Text section
※

The elements can be compared between at least two of the plurality of behavior sorted lists to generate a numerical value representing a consistency between entries in the behavior sorted list of the entity and that of other entities including risky entities and those associated behavior sorted list entries.
One or more distance models, to the plurality of behavior sorted lists, can be executed to determine a variation of the consistency between the entries in the at least two behavior sorted lists according to the numerical value.
An anti-money laundering threat score can be generated. The anti-money laundering threat score can be generated utilizing self-calibrating outlier models based on entity recursively summarized profile behavior, recurrences in an entities behavior sorted list. The anti-money laundering threat score can be based on the variation of matches on behavior sorted lists of risk entities. The anti-money laundering threat score can represent a threat risk that the entity of interest is engaged in money laundering.
In some variations, the payload of at least one entry of the one or more profiles includes recursive features. The payload of at least one entry of the one or more profiles can include archetype distributions, derived archetype profile features, soft clustering misalignment scores, and/or the like.
The input data record is a transaction performed by the entity of interest.
Storing the one or more profiles in a data store can comprise storing the one or more profiles as an account on a server that is part of a cloud-based network of servers.
In some variations, two or more accounts can be linked from the cloud-based network of servers. The risk level can be associated with the linkage of accounts and can reflect using the threat scores across the linked list of accounts. A degradation of a set of anti-money laundering threat scores can be determined. One or more outlier detection models can be retrained based on the degradation and/or using one or more auto-retraining mechanisms.
In some variations, a set of global profiles can be generated. The set of global profiles can represent a population of entities of interest.

※

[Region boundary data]
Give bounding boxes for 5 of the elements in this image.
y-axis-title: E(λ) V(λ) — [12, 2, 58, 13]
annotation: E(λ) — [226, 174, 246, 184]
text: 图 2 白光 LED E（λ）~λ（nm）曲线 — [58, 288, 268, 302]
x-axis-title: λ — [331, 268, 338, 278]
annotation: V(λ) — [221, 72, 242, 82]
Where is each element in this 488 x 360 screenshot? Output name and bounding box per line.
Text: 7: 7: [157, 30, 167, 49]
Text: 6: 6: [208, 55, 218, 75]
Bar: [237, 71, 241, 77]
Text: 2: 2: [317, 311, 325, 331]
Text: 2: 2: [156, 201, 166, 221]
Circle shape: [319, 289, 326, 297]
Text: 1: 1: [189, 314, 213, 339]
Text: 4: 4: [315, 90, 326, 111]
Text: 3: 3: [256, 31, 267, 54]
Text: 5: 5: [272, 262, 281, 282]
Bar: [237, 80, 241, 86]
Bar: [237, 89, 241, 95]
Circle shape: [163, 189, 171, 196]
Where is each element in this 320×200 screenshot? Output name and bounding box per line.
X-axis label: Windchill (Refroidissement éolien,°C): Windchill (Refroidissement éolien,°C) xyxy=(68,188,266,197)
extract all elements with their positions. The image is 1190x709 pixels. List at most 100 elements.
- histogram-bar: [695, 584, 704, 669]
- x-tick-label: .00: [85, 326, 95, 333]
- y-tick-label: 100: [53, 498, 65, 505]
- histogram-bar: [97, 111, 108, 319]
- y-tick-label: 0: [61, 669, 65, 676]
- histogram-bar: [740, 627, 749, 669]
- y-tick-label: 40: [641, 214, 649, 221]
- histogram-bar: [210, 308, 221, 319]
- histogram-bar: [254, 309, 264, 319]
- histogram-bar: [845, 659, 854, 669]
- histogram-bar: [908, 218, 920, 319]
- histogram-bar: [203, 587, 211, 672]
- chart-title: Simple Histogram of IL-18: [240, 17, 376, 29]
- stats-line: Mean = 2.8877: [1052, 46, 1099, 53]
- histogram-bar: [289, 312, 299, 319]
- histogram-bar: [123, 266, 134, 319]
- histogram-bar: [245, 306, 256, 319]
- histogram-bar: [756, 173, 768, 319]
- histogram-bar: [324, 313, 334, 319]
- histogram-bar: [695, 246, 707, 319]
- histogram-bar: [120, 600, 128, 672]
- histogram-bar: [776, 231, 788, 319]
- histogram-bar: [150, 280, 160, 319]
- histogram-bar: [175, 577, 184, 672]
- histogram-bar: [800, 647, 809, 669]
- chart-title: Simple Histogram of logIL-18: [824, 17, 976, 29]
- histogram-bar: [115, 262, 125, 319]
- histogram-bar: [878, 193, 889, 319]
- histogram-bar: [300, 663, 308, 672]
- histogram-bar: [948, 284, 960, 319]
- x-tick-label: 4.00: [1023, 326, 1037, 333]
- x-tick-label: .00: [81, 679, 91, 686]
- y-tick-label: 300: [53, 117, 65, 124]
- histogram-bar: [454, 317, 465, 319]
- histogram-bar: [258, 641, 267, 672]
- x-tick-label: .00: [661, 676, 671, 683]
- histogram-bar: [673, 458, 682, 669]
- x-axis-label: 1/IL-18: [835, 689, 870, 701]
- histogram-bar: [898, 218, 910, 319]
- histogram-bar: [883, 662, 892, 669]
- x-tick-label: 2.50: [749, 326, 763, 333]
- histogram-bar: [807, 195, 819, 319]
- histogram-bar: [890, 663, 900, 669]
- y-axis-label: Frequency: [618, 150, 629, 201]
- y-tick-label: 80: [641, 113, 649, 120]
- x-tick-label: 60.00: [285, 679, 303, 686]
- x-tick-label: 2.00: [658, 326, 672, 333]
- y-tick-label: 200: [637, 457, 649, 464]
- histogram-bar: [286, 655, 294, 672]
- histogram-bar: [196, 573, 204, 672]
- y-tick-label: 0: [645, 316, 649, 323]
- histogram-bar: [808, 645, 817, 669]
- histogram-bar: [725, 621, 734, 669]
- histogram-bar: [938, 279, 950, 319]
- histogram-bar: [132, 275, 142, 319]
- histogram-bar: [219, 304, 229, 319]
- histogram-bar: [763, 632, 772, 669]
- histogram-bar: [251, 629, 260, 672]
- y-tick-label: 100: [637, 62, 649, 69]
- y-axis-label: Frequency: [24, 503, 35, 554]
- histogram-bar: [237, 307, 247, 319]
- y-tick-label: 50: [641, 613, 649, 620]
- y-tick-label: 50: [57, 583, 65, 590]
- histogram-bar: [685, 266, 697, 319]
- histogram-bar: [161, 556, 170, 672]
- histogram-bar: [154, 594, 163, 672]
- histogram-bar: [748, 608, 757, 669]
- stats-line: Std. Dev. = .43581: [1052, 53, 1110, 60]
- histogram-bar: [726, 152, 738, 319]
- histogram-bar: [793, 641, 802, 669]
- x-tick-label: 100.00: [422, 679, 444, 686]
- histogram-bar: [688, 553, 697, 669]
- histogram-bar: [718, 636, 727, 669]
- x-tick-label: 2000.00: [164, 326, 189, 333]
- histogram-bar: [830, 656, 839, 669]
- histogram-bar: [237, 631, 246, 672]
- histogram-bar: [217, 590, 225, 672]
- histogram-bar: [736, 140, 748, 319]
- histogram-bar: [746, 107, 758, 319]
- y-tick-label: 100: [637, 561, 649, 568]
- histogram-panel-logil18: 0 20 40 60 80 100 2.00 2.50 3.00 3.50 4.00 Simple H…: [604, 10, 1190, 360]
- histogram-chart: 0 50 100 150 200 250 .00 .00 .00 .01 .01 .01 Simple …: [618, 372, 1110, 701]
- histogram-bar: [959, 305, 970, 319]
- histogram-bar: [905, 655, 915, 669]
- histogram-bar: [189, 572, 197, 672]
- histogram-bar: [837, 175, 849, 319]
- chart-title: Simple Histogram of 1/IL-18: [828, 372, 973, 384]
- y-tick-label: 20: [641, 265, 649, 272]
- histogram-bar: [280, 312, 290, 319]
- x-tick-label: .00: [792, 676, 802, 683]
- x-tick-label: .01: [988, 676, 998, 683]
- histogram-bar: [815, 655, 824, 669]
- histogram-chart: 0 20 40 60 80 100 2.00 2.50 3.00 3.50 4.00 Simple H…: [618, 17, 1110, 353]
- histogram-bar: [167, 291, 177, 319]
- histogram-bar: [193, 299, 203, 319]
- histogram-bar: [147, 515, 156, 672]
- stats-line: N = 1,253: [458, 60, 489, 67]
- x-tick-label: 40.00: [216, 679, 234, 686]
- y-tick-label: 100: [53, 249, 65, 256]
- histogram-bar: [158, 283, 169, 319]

※

Exercise task 1
Answer these questions from the anti-money laundering text:
(a) What is the input data record?
(b) Where can the one or more profiles be stored as an account?
(c) What does the set of global profiles represent?
Exercise task 2
Explain what the anti-money laundering text says the distance models are executed for.
Exercise task 3
Extend the anti-money laundering text from where it stops.

Reply 1
(a) A transaction performed by the entity of interest.
(b) On a server that is part of a cloud-based network of servers.
(c) A population of entities of interest.

Reply 2
The distance models are executed on the behavior sorted lists to determine a variation of the consistency between the entries in at least two of those lists. That variation is determined according to the numerical value produced by comparing elements between the lists.

Reply 3
Implementations of the current subject matter can include, but are not limited to, systems and methods consistent with one or more features described herein, as well as articles that comprise a tangibly embodied machine-readable medium operable to cause one or more machines (e.g., computers, etc.) to result in operations described herein. Similarly, computer systems are also described that may include one or more processors and one or more memories coupled to the one or more processors. A memory, which can include a computer-readable storage medium, may include, encode, store, or the like one or more programs that cause one or more processors to perform one or more of the operations described herein. Computer implemented methods consistent with one or more implementations of the current subject matter can be implemented by one or more data processors residing in a single computing system or multiple computing systems. Such multiple computing systems can be connected and can exchange data and/or commands or other instructions or the like via one or more connections, including but not limited to a connection over a network (e.g. the Internet, a wireless wide area network, a local area network, a wide area network, a wired network, or the like), via a direct connection between one or more of the multiple computing systems, etc.
The details of one or more variations of the subject matter described herein are set forth in the accompanying drawings and the description below. Other features and advantages of the subject matter described herein will be apparent from the description and drawings, and from the claims. While certain features of the currently disclosed subject matter are described for illustrative purposes in relation to an enterprise resource software system or other business software solution or architecture, it should be readily understood that such features are not intended to be limiting. The claims that follow this disclosure are intended to define the scope of the protected subject matter.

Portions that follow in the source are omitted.